| Exercise task |
Exactly reproduce each entry, leaving out nothing.

(Source data)
● ● ● ● ● ● ●
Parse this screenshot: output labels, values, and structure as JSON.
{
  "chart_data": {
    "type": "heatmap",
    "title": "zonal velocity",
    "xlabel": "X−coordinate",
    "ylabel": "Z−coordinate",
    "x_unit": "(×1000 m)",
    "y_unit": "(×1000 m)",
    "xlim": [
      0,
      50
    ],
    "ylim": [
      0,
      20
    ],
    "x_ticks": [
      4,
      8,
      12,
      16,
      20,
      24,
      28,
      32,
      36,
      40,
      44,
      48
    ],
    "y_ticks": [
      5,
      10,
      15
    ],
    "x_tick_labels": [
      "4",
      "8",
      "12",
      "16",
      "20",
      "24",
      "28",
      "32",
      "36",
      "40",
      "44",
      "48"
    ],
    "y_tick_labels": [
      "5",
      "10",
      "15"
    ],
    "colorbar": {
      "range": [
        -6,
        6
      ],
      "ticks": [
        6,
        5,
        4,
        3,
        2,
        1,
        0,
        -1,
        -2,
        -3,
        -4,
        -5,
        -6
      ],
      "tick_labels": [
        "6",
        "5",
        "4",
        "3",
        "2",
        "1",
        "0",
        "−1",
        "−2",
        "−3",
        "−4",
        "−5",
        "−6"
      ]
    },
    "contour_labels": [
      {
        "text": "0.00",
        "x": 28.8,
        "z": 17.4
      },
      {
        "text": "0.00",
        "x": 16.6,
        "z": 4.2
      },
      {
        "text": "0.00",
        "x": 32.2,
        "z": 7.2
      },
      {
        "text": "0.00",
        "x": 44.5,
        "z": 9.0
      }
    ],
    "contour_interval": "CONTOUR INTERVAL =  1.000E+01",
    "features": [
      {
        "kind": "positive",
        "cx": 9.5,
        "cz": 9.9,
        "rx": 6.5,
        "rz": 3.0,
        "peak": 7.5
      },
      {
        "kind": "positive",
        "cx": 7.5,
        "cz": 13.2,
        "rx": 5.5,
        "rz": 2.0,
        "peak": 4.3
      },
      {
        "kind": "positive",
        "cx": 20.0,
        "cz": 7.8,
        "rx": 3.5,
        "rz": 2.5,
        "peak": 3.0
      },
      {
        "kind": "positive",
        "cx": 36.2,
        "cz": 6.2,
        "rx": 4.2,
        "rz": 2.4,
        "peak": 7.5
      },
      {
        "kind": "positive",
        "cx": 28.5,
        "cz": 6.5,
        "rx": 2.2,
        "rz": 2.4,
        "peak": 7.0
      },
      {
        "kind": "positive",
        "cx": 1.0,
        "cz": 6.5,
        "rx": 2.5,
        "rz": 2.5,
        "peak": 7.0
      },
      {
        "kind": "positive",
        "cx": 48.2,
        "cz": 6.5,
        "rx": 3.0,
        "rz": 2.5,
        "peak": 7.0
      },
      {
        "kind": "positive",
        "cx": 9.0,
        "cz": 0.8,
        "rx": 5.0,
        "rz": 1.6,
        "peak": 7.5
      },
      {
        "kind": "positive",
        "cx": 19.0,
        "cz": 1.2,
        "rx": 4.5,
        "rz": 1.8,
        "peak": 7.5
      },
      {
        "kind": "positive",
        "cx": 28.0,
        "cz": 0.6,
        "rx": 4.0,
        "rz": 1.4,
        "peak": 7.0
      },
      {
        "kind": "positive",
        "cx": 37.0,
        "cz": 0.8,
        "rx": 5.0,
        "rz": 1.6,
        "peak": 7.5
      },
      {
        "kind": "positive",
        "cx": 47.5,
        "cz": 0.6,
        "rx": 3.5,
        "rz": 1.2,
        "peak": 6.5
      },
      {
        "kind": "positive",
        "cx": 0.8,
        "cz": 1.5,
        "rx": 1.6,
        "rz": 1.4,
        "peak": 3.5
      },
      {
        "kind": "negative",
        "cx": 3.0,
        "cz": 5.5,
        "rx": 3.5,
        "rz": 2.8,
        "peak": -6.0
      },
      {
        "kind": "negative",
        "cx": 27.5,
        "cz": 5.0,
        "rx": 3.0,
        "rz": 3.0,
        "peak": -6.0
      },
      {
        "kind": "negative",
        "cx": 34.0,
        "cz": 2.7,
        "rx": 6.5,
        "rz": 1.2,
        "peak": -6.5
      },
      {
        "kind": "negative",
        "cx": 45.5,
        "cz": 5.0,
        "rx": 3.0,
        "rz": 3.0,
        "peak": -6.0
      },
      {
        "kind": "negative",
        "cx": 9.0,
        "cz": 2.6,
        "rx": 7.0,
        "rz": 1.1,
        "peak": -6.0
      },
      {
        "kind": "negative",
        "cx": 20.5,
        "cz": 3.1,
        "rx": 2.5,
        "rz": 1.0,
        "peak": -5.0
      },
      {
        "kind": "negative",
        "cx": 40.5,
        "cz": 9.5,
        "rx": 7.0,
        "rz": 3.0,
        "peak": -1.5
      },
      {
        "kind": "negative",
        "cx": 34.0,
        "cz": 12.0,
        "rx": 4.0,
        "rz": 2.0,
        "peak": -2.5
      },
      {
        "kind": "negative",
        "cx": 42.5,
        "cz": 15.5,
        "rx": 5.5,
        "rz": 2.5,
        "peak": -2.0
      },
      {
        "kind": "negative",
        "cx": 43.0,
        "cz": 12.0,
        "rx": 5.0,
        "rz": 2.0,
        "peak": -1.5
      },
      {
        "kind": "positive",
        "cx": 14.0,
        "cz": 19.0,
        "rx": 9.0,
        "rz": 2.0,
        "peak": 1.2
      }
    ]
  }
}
● ● ● ● ● ● ●
| Full output |
Parse this screenshot: output labels, values, and structure as JSON.
{
  "chart_data": {
    "type": "heatmap",
    "title": "zonal velocity",
    "xlabel": "X−coordinate",
    "ylabel": "Z−coordinate",
    "x_unit": "(×1000 m)",
    "y_unit": "(×1000 m)",
    "xlim": [
      0,
      50
    ],
    "ylim": [
      0,
      20
    ],
    "x_ticks": [
      4,
      8,
      12,
      16,
      20,
      24,
      28,
      32,
      36,
      40,
      44,
      48
    ],
    "y_ticks": [
      5,
      10,
      15
    ],
    "x_tick_labels": [
      "4",
      "8",
      "12",
      "16",
      "20",
      "24",
      "28",
      "32",
      "36",
      "40",
      "44",
      "48"
    ],
    "y_tick_labels": [
      "5",
      "10",
      "15"
    ],
    "colorbar": {
      "range": [
        -6,
        6
      ],
      "ticks": [
        6,
        5,
        4,
        3,
        2,
        1,
        0,
        -1,
        -2,
        -3,
        -4,
        -5,
        -6
      ],
      "tick_labels": [
        "6",
        "5",
        "4",
        "3",
        "2",
        "1",
        "0",
        "−1",
        "−2",
        "−3",
        "−4",
        "−5",
        "−6"
      ]
    },
    "contour_labels": [
      {
        "text": "0.00",
        "x": 28.8,
        "z": 17.4
      },
      {
        "text": "0.00",
        "x": 16.6,
        "z": 4.2
      },
      {
        "text": "0.00",
        "x": 32.2,
        "z": 7.2
      },
      {
        "text": "0.00",
        "x": 44.5,
        "z": 9.0
      }
    ],
    "contour_interval": "CONTOUR INTERVAL =  1.000E+01",
    "features": [
      {
        "kind": "positive",
        "cx": 9.5,
        "cz": 9.9,
        "rx": 6.5,
        "rz": 3.0,
        "peak": 7.5
      },
      {
        "kind": "positive",
        "cx": 7.5,
        "cz": 13.2,
        "rx": 5.5,
        "rz": 2.0,
        "peak": 4.3
      },
      {
        "kind": "positive",
        "cx": 20.0,
        "cz": 7.8,
        "rx": 3.5,
        "rz": 2.5,
        "peak": 3.0
      },
      {
        "kind": "positive",
        "cx": 36.2,
        "cz": 6.2,
        "rx": 4.2,
        "rz": 2.4,
        "peak": 7.5
      },
      {
        "kind": "positive",
        "cx": 28.5,
        "cz": 6.5,
        "rx": 2.2,
        "rz": 2.4,
        "peak": 7.0
      },
      {
        "kind": "positive",
        "cx": 1.0,
        "cz": 6.5,
        "rx": 2.5,
        "rz": 2.5,
        "peak": 7.0
      },
      {
        "kind": "positive",
        "cx": 48.2,
        "cz": 6.5,
        "rx": 3.0,
        "rz": 2.5,
        "peak": 7.0
      },
      {
        "kind": "positive",
        "cx": 9.0,
        "cz": 0.8,
        "rx": 5.0,
        "rz": 1.6,
        "peak": 7.5
      },
      {
        "kind": "positive",
        "cx": 19.0,
        "cz": 1.2,
        "rx": 4.5,
        "rz": 1.8,
        "peak": 7.5
      },
      {
        "kind": "positive",
        "cx": 28.0,
        "cz": 0.6,
        "rx": 4.0,
        "rz": 1.4,
        "peak": 7.0
      },
      {
        "kind": "positive",
        "cx": 37.0,
        "cz": 0.8,
        "rx": 5.0,
        "rz": 1.6,
        "peak": 7.5
      },
      {
        "kind": "positive",
        "cx": 47.5,
        "cz": 0.6,
        "rx": 3.5,
        "rz": 1.2,
        "peak": 6.5
      },
      {
        "kind": "positive",
        "cx": 0.8,
        "cz": 1.5,
        "rx": 1.6,
        "rz": 1.4,
        "peak": 3.5
      },
      {
        "kind": "negative",
        "cx": 3.0,
        "cz": 5.5,
        "rx": 3.5,
        "rz": 2.8,
        "peak": -6.0
      },
      {
        "kind": "negative",
        "cx": 27.5,
        "cz": 5.0,
        "rx": 3.0,
        "rz": 3.0,
        "peak": -6.0
      },
      {
        "kind": "negative",
        "cx": 34.0,
        "cz": 2.7,
        "rx": 6.5,
        "rz": 1.2,
        "peak": -6.5
      },
      {
        "kind": "negative",
        "cx": 45.5,
        "cz": 5.0,
        "rx": 3.0,
        "rz": 3.0,
        "peak": -6.0
      },
      {
        "kind": "negative",
        "cx": 9.0,
        "cz": 2.6,
        "rx": 7.0,
        "rz": 1.1,
        "peak": -6.0
      },
      {
        "kind": "negative",
        "cx": 20.5,
        "cz": 3.1,
        "rx": 2.5,
        "rz": 1.0,
        "peak": -5.0
      },
      {
        "kind": "negative",
        "cx": 40.5,
        "cz": 9.5,
        "rx": 7.0,
        "rz": 3.0,
        "peak": -1.5
      },
      {
        "kind": "negative",
        "cx": 34.0,
        "cz": 12.0,
        "rx": 4.0,
        "rz": 2.0,
        "peak": -2.5
      },
      {
        "kind": "negative",
        "cx": 42.5,
        "cz": 15.5,
        "rx": 5.5,
        "rz": 2.5,
        "peak": -2.0
      },
      {
        "kind": "negative",
        "cx": 43.0,
        "cz": 12.0,
        "rx": 5.0,
        "rz": 2.0,
        "peak": -1.5
      },
      {
        "kind": "positive",
        "cx": 14.0,
        "cz": 19.0,
        "rx": 9.0,
        "rz": 2.0,
        "peak": 1.2
      }
    ]
  }
}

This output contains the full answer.